Written request: Find every line below that contains the word "heftelsen" and copy it out.

== == ==

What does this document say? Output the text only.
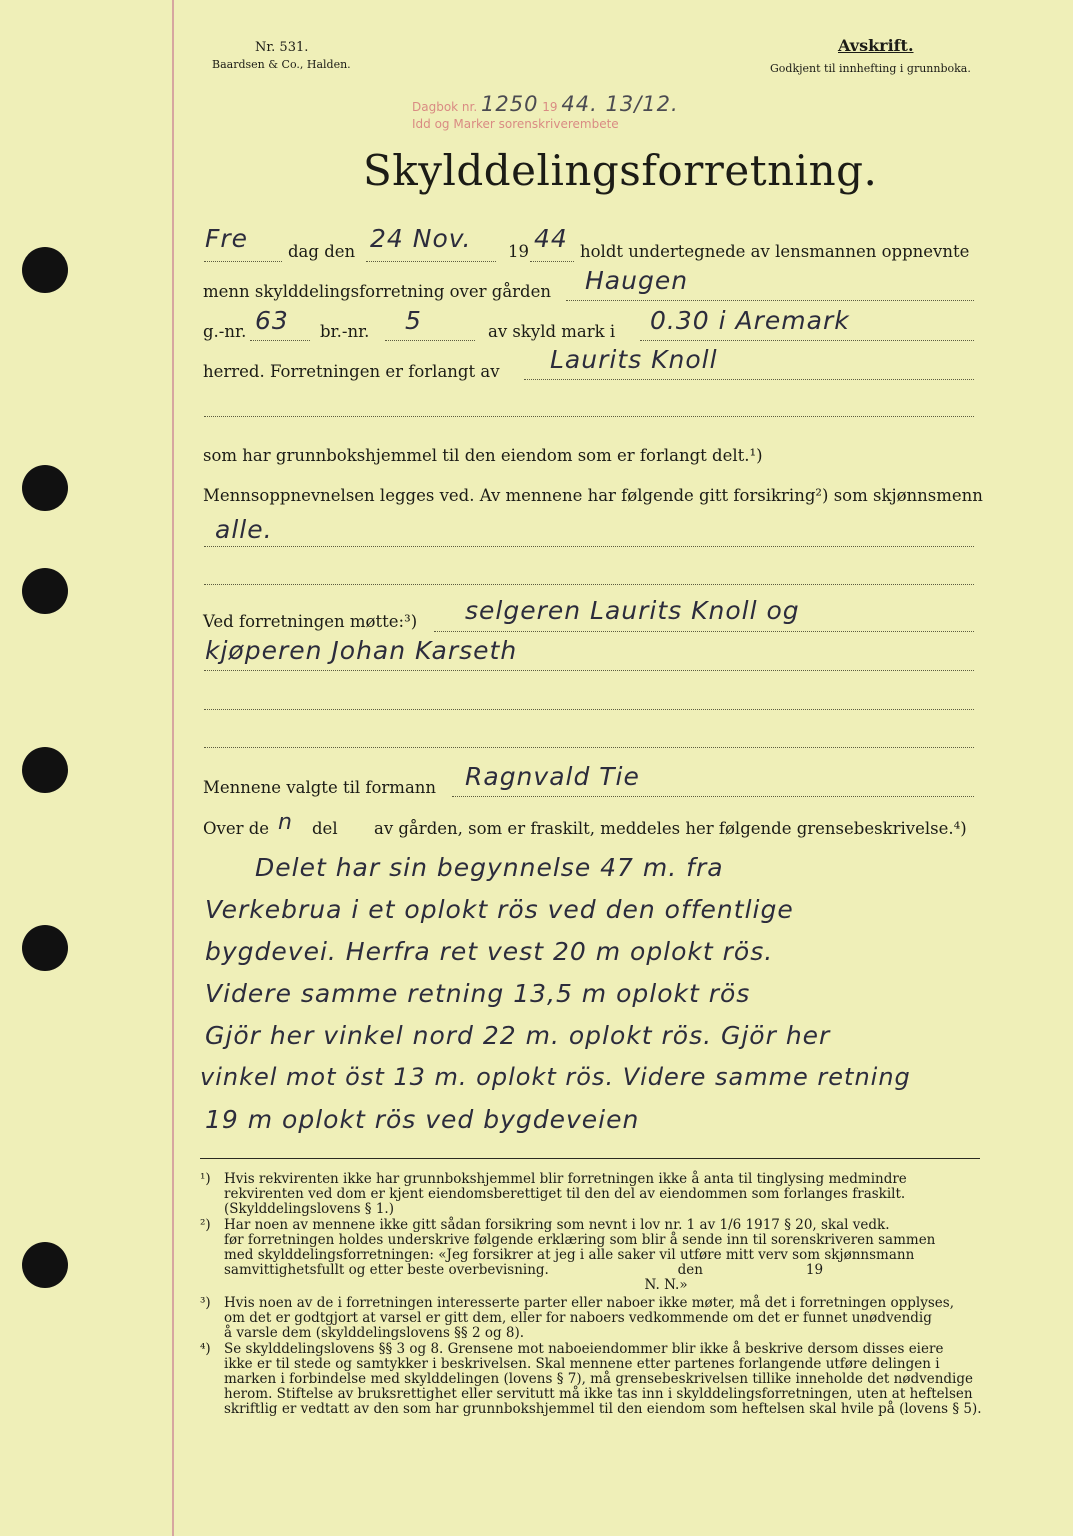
Nr. 531.
Baardsen & Co., Halden.
Avskrift.
Godkjent til innhefting i grunnboka.
Dagbok nr. 1250 19 44. 13/12.
Idd og Marker sorenskriverembete
Skylddelingsforretning.
Fre dag den 24 Nov. 19 44 holdt undertegnede av lensmannen oppnevnte
menn skylddelingsforretning over gården Haugen
g.-nr. 63 br.-nr. 5	av skyld mark i 0.30 i Aremark
herred. Forretningen er forlangt av Laurits Knoll
som har grunnbokshjemmel til den eiendom som er forlangt delt.¹)
Mennsoppnevnelsen legges ved. Av mennene har følgende gitt forsikring²) som skjønnsmenn
alle.
Ved forretningen møtte:³) selgeren Laurits Knoll og
kjøperen Johan Karseth
Mennene valgte til formann Ragnvald Tie
Over de n del av gården, som er fraskilt, meddeles her følgende grensebeskrivelse.⁴)
Delet har sin begynnelse 47 m. fra
Verkebrua i et oplokt rös ved den offentlige
bygdevei. Herfra ret vest 20 m oplokt rös.
Videre samme retning 13,5 m oplokt rös
Gjör her vinkel nord 22 m. oplokt rös. Gjör her
vinkel mot öst 13 m. oplokt rös. Videre samme retning
19 m oplokt rös ved bygdeveien
¹) Hvis rekvirenten ikke har grunnbokshjemmel blir forretningen ikke å anta til tinglysing medmindre
rekvirenten ved dom er kjent eiendomsberettiget til den del av eiendommen som forlanges fraskilt.
(Skylddelingslovens § 1.)
²) Har noen av mennene ikke gitt sådan forsikring som nevnt i lov nr. 1 av 1/6 1917 § 20, skal vedk.
før forretningen holdes underskrive følgende erklæring som blir å sende inn til sorenskriveren sammen
med skylddelingsforretningen: «Jeg forsikrer at jeg i alle saker vil utføre mitt verv som skjønnsmann
samvittighetsfullt og etter beste overbevisning.                              den                        19
N. N.»
³) Hvis noen av de i forretningen interesserte parter eller naboer ikke møter, må det i forretningen opplyses,
om det er godtgjort at varsel er gitt dem, eller for naboers vedkommende om det er funnet unødvendig
å varsle dem (skylddelingslovens §§ 2 og 8).
⁴) Se skylddelingslovens §§ 3 og 8. Grensene mot naboeiendommer blir ikke å beskrive dersom disses eiere
ikke er til stede og samtykker i beskrivelsen. Skal mennene etter partenes forlangende utføre delingen i
marken i forbindelse med skylddelingen (lovens § 7), må grensebeskrivelsen tillike inneholde det nødvendige
herom. Stiftelse av bruksrettighet eller servitutt må ikke tas inn i skylddelingsforretningen, uten at heftelsen
skriftlig er vedtatt av den som har grunnbokshjemmel til den eiendom som heftelsen skal hvile på (lovens § 5).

== == ==

Answer to the exercise:
herom. Stiftelse av bruksrettighet eller servitutt må ikke tas inn i skylddelingsforretningen, uten at heftelsen
skriftlig er vedtatt av den som har grunnbokshjemmel til den eiendom som heftelsen skal hvile på (lovens § 5).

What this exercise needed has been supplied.